● **Exercise objective**:
Where does the string "ढकलण" appear in the records? Copy every line that contains it.

● **Entries**:
◇ ◇ ◇ ◇ ◇

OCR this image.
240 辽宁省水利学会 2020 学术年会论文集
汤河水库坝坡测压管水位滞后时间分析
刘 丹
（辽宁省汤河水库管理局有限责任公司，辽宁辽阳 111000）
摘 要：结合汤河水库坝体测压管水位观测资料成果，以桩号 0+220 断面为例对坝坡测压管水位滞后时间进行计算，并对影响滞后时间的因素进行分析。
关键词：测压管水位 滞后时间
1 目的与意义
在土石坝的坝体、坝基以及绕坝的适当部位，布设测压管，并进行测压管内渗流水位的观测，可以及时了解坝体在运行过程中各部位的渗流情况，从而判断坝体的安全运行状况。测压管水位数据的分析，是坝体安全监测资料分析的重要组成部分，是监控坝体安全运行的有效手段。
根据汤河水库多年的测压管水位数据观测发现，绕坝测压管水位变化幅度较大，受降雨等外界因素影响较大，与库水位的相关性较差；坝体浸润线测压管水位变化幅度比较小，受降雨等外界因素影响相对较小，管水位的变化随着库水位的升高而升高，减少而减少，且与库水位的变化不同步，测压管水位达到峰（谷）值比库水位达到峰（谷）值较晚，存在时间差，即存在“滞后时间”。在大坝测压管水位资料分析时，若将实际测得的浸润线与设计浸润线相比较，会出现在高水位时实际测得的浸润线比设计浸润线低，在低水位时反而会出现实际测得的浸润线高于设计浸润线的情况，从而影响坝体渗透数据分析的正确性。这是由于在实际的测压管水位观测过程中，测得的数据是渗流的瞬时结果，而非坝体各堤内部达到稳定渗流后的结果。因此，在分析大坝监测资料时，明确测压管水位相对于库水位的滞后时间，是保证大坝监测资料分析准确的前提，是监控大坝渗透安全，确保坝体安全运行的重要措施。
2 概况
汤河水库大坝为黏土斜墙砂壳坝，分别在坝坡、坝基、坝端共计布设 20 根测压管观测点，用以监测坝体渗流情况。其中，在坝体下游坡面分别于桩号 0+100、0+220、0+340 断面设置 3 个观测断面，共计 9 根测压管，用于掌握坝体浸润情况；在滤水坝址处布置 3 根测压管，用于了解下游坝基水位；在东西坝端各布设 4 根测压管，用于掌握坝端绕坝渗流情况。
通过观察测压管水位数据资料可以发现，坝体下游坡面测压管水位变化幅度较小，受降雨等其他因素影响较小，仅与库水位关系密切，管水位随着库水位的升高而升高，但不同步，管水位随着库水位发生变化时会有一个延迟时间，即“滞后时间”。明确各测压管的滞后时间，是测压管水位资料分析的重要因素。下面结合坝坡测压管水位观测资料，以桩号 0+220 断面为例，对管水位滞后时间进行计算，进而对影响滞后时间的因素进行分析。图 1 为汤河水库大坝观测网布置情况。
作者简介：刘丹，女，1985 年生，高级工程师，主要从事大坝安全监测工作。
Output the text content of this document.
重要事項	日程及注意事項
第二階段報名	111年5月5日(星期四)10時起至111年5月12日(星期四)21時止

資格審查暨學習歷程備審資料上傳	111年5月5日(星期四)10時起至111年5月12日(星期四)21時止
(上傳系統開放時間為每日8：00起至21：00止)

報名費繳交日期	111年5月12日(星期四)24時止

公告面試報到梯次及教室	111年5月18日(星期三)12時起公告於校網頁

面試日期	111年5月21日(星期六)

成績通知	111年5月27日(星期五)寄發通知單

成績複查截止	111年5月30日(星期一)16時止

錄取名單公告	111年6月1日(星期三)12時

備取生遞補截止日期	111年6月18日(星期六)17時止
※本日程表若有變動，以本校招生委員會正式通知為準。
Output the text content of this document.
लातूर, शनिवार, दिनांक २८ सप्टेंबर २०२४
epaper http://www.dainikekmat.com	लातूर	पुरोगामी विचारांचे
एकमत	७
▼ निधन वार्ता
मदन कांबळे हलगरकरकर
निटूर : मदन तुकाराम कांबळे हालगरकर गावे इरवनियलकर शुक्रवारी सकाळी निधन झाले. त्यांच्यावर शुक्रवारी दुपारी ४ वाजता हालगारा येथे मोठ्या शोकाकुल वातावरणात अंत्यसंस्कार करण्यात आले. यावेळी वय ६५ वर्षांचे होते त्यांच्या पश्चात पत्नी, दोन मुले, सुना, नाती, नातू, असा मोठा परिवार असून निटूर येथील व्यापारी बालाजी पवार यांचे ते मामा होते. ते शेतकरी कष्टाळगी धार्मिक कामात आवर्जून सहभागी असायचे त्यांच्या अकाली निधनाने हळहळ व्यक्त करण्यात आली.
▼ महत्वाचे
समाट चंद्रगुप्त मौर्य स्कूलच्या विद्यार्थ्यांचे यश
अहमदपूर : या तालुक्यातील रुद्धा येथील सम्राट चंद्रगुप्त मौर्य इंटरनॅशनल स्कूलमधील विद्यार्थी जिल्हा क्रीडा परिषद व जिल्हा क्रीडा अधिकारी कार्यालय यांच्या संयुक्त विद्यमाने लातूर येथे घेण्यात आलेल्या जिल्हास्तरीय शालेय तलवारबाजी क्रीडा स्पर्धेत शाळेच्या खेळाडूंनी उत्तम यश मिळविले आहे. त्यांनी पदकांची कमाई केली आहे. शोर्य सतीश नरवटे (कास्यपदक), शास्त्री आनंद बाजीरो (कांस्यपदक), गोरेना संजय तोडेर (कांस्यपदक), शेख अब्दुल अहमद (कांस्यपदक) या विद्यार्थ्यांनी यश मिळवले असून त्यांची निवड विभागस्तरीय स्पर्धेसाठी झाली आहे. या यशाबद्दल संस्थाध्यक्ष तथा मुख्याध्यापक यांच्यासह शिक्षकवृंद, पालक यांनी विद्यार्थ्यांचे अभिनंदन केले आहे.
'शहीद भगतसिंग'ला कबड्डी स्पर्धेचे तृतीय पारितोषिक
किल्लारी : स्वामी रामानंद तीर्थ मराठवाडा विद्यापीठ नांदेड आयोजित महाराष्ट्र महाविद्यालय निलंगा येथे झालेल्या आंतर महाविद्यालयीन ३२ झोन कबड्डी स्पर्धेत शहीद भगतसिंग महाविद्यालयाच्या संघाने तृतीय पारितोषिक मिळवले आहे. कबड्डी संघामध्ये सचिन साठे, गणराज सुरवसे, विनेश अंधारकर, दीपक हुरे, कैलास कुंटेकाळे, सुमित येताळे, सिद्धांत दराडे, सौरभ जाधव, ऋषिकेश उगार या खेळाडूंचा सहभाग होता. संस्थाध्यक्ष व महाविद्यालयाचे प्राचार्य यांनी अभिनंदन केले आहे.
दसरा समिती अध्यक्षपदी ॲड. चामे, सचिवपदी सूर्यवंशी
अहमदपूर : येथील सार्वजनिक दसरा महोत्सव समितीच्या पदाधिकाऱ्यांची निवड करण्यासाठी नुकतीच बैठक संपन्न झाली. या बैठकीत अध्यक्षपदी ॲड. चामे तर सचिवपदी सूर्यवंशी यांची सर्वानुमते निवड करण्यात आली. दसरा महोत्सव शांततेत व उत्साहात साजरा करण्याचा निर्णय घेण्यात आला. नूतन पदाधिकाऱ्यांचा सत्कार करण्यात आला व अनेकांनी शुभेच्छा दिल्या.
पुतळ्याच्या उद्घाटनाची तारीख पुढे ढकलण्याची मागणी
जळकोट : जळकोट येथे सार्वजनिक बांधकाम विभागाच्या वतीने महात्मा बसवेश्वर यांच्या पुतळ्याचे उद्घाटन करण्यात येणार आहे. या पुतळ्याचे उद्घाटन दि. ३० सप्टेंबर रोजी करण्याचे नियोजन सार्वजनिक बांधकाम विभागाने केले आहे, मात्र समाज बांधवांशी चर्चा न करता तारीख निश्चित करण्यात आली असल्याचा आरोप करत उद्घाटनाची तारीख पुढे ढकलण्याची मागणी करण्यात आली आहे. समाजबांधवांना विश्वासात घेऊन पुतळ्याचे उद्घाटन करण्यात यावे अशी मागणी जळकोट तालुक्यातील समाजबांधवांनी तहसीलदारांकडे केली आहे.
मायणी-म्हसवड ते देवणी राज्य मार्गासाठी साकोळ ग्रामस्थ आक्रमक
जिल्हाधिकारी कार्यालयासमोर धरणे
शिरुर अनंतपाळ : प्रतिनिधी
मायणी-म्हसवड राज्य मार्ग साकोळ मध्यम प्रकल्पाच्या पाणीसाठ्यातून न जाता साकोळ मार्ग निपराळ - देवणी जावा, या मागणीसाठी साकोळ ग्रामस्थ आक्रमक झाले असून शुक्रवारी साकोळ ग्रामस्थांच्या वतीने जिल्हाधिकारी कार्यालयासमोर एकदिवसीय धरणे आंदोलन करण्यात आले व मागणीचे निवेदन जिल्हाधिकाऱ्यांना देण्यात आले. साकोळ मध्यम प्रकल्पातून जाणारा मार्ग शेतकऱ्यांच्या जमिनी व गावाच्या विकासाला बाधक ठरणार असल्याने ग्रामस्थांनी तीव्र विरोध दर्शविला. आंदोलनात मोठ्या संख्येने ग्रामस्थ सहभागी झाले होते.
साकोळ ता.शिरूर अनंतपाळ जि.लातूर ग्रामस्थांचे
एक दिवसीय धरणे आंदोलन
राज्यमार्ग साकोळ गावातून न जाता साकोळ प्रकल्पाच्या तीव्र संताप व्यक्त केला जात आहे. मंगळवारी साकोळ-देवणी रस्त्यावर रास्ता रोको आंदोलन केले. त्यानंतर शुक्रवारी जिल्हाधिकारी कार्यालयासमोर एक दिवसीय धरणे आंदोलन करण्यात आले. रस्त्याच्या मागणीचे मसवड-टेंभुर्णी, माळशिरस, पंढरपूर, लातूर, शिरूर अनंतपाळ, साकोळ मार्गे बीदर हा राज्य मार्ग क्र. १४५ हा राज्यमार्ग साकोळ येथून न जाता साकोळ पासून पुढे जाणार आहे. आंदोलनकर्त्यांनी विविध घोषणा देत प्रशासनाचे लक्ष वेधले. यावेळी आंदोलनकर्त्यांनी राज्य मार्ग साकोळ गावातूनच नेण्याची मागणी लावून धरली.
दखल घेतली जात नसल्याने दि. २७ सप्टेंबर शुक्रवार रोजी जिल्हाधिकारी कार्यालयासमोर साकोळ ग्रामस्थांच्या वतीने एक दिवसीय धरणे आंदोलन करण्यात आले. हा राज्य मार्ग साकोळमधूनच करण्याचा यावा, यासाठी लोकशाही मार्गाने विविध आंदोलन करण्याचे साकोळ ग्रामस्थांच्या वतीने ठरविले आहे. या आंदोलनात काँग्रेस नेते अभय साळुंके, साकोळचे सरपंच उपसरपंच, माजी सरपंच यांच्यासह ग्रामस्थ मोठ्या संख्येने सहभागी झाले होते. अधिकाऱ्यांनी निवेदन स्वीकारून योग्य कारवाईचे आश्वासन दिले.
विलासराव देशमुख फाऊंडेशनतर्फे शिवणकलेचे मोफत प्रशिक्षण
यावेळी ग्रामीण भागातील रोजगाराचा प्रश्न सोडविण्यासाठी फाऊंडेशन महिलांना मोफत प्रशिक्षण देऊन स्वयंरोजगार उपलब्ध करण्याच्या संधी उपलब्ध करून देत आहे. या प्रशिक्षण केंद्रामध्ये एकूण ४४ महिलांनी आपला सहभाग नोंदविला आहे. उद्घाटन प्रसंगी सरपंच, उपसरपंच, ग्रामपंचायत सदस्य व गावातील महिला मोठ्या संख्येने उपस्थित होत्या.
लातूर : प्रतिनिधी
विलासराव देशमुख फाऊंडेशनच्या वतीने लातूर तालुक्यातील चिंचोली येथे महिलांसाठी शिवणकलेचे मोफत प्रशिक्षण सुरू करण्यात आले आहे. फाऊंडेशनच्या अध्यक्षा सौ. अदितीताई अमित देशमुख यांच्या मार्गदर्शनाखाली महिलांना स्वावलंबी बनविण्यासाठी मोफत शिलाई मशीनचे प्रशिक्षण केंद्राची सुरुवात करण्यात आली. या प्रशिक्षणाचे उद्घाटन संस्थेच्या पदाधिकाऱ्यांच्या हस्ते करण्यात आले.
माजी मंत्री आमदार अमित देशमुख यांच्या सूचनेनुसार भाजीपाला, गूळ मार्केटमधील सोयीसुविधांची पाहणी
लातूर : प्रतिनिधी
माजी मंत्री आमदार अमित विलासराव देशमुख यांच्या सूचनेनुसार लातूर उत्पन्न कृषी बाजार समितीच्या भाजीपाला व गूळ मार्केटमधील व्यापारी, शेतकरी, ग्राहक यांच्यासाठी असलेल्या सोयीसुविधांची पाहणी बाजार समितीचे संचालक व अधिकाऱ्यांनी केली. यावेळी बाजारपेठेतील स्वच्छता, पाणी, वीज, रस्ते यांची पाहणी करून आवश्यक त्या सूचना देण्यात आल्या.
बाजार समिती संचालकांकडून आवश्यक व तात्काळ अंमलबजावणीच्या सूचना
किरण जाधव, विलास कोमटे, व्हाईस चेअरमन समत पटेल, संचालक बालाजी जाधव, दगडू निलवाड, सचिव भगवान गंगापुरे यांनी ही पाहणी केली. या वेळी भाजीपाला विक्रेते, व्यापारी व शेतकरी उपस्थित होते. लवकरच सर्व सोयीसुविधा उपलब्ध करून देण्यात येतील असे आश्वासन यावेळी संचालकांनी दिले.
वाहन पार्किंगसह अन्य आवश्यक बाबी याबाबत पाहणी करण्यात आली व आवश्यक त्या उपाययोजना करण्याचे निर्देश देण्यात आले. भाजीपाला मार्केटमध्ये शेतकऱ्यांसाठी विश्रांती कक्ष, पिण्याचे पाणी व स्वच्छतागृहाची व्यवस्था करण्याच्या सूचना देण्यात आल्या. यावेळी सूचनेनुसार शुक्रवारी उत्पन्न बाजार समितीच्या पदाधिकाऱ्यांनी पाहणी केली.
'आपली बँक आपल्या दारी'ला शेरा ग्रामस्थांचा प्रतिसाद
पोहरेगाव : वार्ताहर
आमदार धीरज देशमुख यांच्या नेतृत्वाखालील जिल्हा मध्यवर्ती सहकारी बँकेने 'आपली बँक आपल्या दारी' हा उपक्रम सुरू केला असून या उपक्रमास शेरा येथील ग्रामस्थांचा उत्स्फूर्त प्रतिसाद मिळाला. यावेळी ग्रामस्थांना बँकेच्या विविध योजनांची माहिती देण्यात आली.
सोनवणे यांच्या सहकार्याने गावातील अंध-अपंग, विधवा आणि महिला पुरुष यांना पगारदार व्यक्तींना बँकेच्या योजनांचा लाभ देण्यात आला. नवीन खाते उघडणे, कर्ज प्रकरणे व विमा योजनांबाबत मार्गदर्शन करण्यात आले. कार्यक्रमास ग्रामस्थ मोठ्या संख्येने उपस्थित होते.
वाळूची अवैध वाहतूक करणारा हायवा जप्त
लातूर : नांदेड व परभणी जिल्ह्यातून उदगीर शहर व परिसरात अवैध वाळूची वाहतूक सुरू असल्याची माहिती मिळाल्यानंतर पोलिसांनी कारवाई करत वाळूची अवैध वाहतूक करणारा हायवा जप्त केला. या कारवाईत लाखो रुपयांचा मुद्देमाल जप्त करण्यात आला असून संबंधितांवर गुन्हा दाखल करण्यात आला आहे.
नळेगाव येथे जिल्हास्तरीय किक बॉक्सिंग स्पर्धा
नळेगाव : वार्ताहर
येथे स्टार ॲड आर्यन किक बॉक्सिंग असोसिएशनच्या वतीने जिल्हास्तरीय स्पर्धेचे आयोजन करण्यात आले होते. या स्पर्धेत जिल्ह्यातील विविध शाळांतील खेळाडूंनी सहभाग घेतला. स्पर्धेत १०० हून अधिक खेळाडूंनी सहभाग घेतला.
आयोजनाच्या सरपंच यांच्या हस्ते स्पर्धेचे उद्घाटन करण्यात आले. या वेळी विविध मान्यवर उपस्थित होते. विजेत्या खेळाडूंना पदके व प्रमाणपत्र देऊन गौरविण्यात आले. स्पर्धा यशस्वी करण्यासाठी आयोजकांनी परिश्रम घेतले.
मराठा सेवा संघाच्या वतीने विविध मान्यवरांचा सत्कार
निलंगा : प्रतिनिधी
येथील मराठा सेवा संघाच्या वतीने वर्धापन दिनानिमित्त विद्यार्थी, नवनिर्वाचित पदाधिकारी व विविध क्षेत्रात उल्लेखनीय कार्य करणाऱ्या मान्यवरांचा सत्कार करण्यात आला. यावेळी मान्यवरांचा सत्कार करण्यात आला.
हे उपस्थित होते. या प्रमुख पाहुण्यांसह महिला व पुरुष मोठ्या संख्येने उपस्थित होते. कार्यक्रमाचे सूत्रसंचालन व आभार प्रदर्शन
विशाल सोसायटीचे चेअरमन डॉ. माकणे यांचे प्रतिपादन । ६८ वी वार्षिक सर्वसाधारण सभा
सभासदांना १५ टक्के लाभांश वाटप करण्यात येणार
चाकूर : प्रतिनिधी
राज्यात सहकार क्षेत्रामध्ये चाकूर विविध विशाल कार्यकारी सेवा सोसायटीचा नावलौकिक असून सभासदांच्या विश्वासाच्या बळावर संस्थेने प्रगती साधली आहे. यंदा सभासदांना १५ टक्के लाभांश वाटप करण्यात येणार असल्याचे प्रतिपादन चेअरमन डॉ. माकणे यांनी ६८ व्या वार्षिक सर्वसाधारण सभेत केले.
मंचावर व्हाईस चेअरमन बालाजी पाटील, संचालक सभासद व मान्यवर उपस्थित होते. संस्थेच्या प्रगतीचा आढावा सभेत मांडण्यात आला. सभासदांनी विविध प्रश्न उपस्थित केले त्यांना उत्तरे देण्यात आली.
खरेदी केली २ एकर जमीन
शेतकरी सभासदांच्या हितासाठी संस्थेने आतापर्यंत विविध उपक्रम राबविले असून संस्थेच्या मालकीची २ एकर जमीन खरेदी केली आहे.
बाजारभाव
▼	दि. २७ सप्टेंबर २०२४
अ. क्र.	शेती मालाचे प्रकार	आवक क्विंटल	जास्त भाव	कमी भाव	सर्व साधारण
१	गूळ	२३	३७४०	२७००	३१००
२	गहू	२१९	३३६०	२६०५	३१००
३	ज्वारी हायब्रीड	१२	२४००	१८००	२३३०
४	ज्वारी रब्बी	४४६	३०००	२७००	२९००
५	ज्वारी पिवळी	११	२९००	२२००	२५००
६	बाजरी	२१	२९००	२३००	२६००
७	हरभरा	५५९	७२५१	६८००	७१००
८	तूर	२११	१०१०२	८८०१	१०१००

◇ ◇ ◇ ◇ ◇

● **Task output**:
पुतळ्याच्या उद्घाटनाची तारीख पुढे ढकलण्याची मागणी
जळकोट : जळकोट येथे सार्वजनिक बांधकाम विभागाच्या वतीने महात्मा बसवेश्वर यांच्या पुतळ्याचे उद्घाटन करण्यात येणार आहे. या पुतळ्याचे उद्घाटन दि. ३० सप्टेंबर रोजी करण्याचे नियोजन सार्वजनिक बांधकाम विभागाने केले आहे, मात्र समाज बांधवांशी चर्चा न करता तारीख निश्चित करण्यात आली असल्याचा आरोप करत उद्घाटनाची तारीख पुढे ढकलण्याची मागणी करण्यात आली आहे. समाजबांधवांना विश्वासात घेऊन पुतळ्याचे उद्घाटन करण्यात यावे अशी मागणी जळकोट तालुक्यातील समाजबांधवांनी तहसीलदारांकडे केली आहे.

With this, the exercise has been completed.